**Aim**
Extract every line of the material that holds the string "sido".

----------

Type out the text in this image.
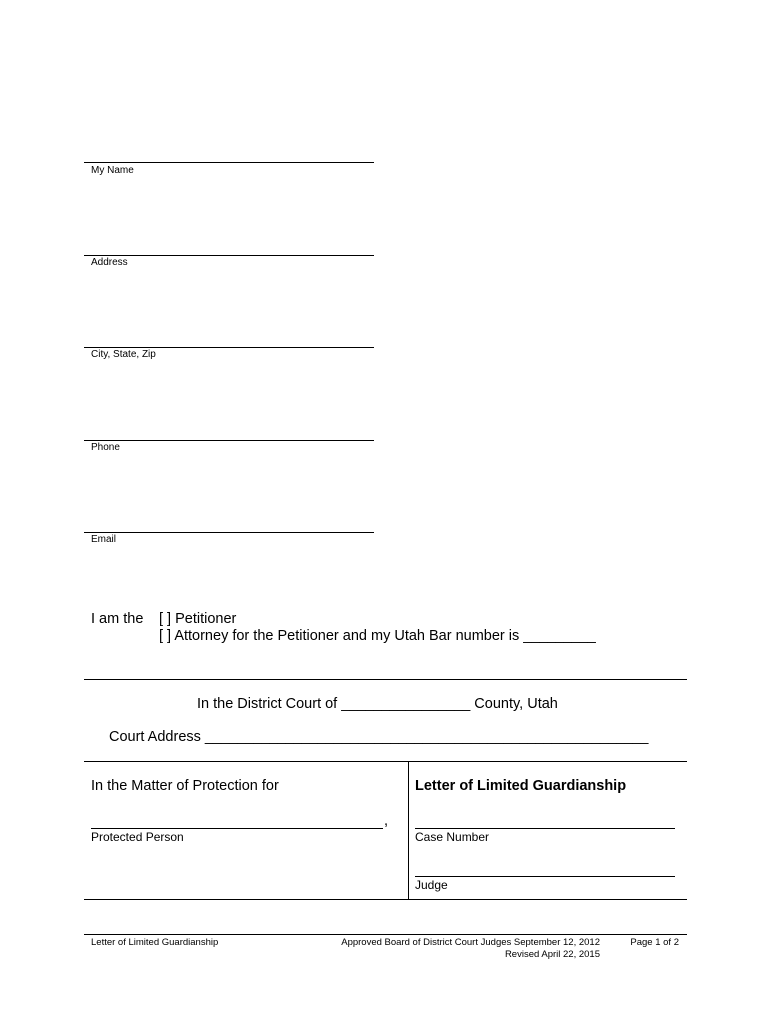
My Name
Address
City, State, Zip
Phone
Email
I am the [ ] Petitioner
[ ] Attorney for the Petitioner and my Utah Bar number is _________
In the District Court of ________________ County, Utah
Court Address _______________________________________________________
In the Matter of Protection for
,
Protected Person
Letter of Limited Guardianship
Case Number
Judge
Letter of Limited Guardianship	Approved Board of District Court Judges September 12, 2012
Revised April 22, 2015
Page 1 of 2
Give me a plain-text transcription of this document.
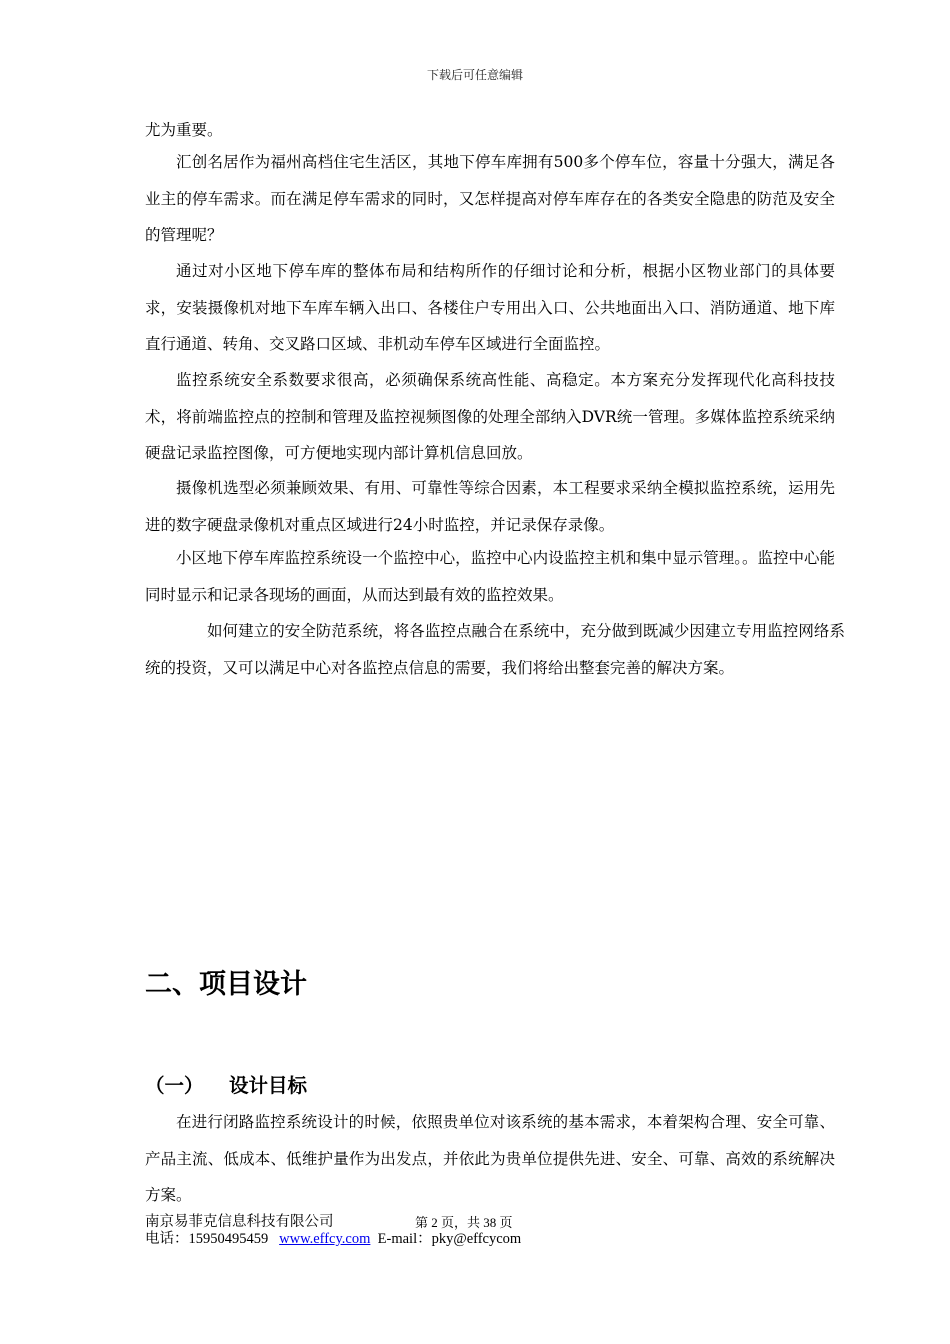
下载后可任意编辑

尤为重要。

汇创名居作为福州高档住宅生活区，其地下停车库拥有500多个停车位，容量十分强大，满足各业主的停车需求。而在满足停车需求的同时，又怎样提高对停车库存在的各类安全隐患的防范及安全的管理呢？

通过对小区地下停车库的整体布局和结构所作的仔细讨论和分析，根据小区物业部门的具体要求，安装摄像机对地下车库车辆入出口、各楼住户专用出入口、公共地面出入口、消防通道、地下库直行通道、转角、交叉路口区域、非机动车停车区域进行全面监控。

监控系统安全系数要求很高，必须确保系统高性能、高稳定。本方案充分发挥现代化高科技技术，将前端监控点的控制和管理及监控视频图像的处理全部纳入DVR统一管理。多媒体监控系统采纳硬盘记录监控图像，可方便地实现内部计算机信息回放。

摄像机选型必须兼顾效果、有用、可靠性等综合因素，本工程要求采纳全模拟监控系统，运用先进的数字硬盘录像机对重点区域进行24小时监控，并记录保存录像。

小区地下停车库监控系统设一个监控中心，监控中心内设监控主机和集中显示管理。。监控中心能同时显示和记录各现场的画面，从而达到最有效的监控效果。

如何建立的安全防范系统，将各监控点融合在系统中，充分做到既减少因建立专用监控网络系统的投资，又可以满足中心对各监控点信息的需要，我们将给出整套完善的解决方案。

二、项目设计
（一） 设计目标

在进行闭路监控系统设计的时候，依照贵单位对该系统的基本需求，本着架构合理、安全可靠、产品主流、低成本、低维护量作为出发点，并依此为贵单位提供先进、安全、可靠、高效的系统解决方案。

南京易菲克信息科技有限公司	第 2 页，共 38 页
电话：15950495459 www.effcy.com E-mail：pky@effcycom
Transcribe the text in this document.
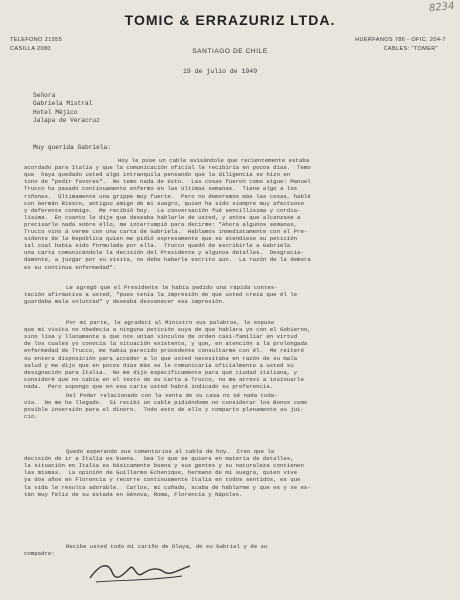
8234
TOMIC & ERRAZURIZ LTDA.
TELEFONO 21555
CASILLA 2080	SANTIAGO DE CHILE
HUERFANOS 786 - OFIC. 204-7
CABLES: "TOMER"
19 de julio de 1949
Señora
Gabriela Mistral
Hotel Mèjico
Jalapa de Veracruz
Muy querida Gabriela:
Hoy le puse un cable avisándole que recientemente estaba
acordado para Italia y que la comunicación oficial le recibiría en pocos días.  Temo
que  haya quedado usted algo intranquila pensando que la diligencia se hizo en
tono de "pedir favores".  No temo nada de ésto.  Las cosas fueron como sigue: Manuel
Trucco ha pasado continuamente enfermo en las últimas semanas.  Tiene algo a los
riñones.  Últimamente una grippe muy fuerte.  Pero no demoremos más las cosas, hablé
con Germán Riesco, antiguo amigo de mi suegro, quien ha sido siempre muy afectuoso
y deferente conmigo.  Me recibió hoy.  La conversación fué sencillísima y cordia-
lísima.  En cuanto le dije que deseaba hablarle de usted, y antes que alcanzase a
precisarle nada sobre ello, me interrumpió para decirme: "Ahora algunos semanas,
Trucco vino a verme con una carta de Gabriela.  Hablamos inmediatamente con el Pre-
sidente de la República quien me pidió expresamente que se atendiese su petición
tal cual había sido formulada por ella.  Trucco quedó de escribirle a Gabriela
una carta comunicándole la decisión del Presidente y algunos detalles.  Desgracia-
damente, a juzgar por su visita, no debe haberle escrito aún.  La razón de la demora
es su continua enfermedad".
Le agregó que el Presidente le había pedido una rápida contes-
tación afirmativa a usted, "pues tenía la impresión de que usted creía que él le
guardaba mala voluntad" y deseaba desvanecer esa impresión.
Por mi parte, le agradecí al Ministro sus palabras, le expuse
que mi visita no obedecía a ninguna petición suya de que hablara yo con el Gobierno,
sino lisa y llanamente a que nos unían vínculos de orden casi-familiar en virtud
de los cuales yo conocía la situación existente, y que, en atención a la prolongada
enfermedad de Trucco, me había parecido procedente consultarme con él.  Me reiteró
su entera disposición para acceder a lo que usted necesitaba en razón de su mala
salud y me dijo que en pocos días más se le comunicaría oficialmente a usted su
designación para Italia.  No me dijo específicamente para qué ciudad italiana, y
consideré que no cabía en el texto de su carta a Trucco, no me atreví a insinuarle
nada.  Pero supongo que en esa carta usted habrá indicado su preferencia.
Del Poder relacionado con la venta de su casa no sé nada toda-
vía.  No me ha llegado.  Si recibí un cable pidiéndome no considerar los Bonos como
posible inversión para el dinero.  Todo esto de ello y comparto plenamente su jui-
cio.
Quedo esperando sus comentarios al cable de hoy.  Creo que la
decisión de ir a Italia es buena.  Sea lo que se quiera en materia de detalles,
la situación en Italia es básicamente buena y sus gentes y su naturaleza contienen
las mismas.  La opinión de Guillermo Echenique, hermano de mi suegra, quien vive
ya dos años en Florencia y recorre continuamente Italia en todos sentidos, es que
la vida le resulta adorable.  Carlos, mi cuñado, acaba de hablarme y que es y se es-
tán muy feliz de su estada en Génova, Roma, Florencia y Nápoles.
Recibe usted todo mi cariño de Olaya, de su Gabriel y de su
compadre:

----------

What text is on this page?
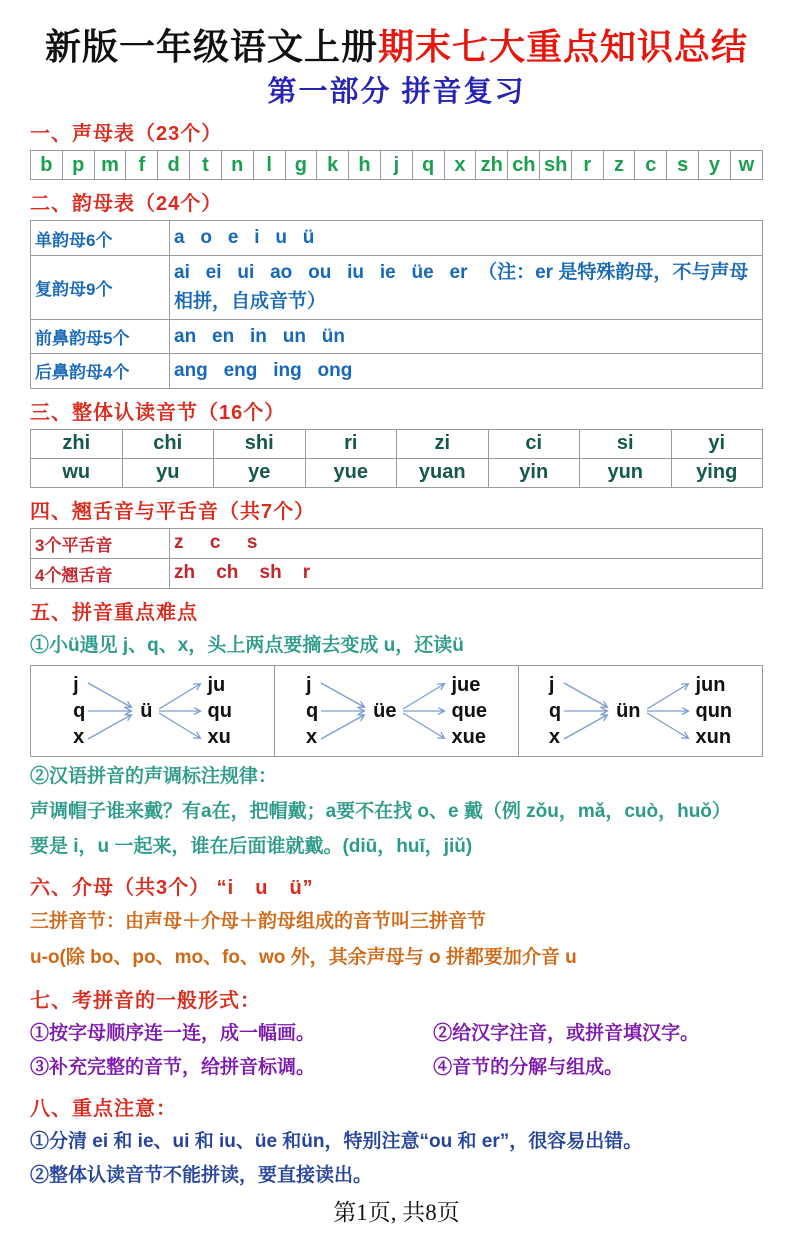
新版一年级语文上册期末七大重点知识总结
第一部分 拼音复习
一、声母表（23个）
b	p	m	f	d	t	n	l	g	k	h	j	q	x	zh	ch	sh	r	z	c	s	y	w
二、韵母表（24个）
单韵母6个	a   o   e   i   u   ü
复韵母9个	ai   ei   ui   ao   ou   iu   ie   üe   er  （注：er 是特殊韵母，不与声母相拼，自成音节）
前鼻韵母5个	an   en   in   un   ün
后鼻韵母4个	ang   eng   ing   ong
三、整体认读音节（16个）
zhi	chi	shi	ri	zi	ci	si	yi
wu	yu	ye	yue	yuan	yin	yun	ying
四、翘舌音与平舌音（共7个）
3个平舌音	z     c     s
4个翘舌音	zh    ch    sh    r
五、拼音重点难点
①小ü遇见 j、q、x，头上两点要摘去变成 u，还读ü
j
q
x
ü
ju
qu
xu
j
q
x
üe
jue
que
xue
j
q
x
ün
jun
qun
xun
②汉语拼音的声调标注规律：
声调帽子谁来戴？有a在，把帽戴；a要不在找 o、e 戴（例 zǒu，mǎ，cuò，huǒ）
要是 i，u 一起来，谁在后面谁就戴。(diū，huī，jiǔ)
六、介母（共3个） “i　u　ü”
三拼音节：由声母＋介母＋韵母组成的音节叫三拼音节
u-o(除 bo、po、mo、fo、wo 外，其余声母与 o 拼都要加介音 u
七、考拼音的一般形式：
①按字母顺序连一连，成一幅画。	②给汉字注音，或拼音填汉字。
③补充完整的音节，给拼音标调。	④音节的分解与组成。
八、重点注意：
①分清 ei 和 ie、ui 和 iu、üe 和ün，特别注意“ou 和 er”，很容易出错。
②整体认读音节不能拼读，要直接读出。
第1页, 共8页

----------

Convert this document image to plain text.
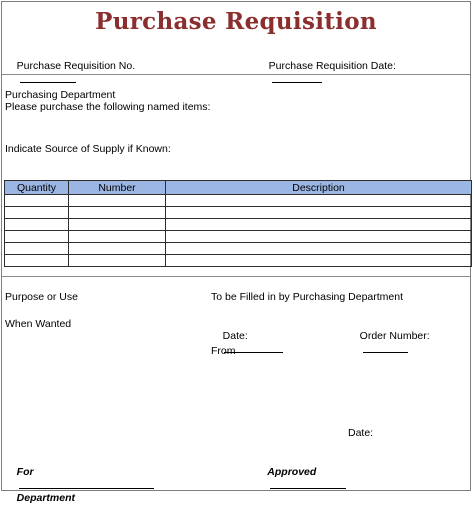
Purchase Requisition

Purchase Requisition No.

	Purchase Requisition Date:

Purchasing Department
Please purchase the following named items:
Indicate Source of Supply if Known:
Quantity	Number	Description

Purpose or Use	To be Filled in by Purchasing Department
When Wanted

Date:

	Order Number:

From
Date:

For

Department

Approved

----------

**The reply**
con Germán Riesco, antiguo amigo de mi suegro, quien ha sido siempre muy afectuoso
tal cual había sido formulada por ella.  Trucco quedó de escribirle a Gabriela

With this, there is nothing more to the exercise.